Work instruction.
Each line of the records that holds the word "nodes" should be copied out.

_ _ _ _ _

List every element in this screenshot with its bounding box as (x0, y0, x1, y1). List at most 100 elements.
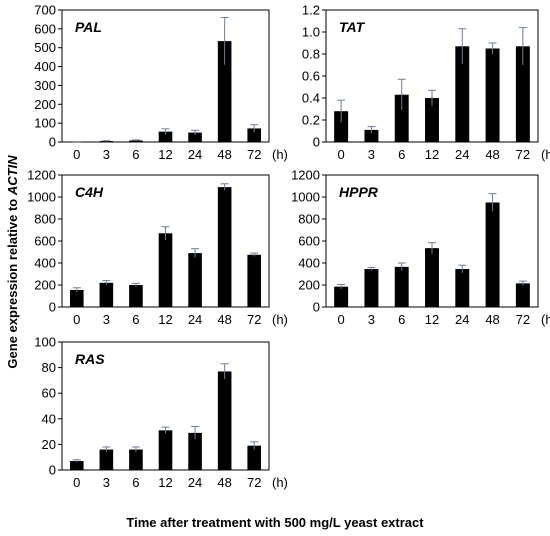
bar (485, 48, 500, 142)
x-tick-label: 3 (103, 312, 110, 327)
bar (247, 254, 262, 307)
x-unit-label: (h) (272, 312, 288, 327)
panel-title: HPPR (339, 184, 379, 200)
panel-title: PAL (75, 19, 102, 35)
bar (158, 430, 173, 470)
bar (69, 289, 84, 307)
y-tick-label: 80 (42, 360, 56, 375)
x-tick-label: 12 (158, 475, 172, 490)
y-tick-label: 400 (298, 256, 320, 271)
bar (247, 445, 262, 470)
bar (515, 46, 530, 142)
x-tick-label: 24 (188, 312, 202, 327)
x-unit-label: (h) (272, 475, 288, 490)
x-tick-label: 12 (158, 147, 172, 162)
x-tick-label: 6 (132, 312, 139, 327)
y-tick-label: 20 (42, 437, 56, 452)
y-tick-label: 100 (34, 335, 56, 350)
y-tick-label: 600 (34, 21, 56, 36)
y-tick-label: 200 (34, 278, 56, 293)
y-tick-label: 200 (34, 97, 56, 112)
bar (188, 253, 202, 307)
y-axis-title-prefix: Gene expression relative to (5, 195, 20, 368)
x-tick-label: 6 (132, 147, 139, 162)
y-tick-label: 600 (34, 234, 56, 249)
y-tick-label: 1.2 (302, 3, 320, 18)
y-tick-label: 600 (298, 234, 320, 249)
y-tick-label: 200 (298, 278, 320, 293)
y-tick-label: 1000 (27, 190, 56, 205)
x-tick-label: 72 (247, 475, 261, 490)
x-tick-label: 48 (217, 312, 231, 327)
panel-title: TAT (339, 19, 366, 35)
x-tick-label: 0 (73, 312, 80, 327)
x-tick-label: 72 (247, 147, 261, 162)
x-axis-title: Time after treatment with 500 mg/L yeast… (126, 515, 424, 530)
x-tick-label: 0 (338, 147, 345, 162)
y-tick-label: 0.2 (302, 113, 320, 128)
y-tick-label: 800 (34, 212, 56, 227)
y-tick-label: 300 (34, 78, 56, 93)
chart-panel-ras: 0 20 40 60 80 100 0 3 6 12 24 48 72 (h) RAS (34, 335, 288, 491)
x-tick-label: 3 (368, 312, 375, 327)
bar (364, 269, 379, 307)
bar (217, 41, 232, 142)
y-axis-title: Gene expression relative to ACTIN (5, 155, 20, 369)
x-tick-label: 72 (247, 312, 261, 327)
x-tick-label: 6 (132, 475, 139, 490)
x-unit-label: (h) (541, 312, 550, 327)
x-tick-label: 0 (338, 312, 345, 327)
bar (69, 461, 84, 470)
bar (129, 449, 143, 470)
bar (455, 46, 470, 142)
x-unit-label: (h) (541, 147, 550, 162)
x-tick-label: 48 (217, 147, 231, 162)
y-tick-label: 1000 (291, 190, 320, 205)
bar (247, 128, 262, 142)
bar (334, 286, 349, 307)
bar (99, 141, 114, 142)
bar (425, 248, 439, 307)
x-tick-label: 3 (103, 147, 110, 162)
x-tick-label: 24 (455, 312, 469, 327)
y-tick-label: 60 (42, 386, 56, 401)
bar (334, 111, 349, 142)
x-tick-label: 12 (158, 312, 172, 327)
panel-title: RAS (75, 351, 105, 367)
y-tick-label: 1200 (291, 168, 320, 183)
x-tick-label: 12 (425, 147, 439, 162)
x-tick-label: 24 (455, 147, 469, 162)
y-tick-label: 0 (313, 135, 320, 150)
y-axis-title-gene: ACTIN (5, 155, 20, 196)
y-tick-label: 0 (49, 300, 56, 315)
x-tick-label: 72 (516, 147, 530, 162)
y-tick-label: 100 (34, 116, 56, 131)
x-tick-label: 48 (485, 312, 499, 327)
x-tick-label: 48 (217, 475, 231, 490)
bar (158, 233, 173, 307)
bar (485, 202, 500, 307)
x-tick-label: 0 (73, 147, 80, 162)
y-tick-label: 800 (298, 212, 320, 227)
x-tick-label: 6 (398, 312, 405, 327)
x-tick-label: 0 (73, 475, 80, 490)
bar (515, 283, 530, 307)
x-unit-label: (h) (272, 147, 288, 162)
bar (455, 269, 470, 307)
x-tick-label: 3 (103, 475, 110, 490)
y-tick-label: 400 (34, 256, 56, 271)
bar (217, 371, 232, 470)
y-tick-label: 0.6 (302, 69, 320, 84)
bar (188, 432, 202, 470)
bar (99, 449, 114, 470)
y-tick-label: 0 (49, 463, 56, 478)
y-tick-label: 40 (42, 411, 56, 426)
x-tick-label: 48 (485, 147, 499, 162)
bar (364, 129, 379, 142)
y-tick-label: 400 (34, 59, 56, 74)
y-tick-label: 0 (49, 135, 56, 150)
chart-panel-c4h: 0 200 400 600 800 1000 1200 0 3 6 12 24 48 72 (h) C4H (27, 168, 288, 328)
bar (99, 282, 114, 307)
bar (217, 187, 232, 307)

_ _ _ _ _

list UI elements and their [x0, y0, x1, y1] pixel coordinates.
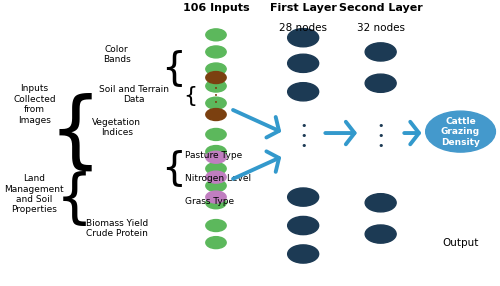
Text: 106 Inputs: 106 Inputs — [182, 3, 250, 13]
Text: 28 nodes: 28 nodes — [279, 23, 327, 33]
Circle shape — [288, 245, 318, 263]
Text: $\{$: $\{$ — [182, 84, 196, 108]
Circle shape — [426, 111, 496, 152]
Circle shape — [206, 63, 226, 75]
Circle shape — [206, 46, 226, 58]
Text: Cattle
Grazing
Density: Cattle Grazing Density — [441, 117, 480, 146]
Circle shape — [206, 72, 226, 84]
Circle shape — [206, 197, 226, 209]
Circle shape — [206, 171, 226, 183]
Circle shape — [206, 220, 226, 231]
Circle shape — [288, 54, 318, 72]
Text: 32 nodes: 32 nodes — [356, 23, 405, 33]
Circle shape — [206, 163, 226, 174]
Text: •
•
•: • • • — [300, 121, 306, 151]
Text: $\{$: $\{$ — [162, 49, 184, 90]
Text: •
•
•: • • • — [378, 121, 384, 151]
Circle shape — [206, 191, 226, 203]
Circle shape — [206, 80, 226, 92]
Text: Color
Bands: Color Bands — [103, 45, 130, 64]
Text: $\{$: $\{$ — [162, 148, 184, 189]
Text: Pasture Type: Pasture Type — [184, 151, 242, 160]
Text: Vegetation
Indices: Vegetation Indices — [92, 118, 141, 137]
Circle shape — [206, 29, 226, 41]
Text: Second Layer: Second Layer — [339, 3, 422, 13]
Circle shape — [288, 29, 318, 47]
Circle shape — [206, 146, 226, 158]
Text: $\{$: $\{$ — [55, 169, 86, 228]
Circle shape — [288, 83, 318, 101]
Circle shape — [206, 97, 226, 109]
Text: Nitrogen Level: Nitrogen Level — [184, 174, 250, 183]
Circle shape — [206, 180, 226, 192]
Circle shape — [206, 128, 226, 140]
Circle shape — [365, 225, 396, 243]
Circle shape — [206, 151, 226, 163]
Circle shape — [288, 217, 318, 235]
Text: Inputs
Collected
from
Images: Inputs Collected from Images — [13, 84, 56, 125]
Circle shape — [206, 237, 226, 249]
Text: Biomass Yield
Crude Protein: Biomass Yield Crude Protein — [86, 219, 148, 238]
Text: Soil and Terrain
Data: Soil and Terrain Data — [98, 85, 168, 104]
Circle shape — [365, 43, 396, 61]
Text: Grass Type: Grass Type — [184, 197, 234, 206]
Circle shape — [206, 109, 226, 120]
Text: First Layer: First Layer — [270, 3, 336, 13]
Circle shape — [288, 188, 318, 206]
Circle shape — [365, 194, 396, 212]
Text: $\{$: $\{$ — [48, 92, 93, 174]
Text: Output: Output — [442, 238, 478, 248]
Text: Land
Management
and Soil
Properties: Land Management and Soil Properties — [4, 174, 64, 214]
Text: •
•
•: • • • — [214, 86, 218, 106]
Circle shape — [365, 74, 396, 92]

_ _ _ _ _

Response to the task.
Text: 28 nodes: 28 nodes — [279, 23, 327, 33]
Text: 32 nodes: 32 nodes — [356, 23, 405, 33]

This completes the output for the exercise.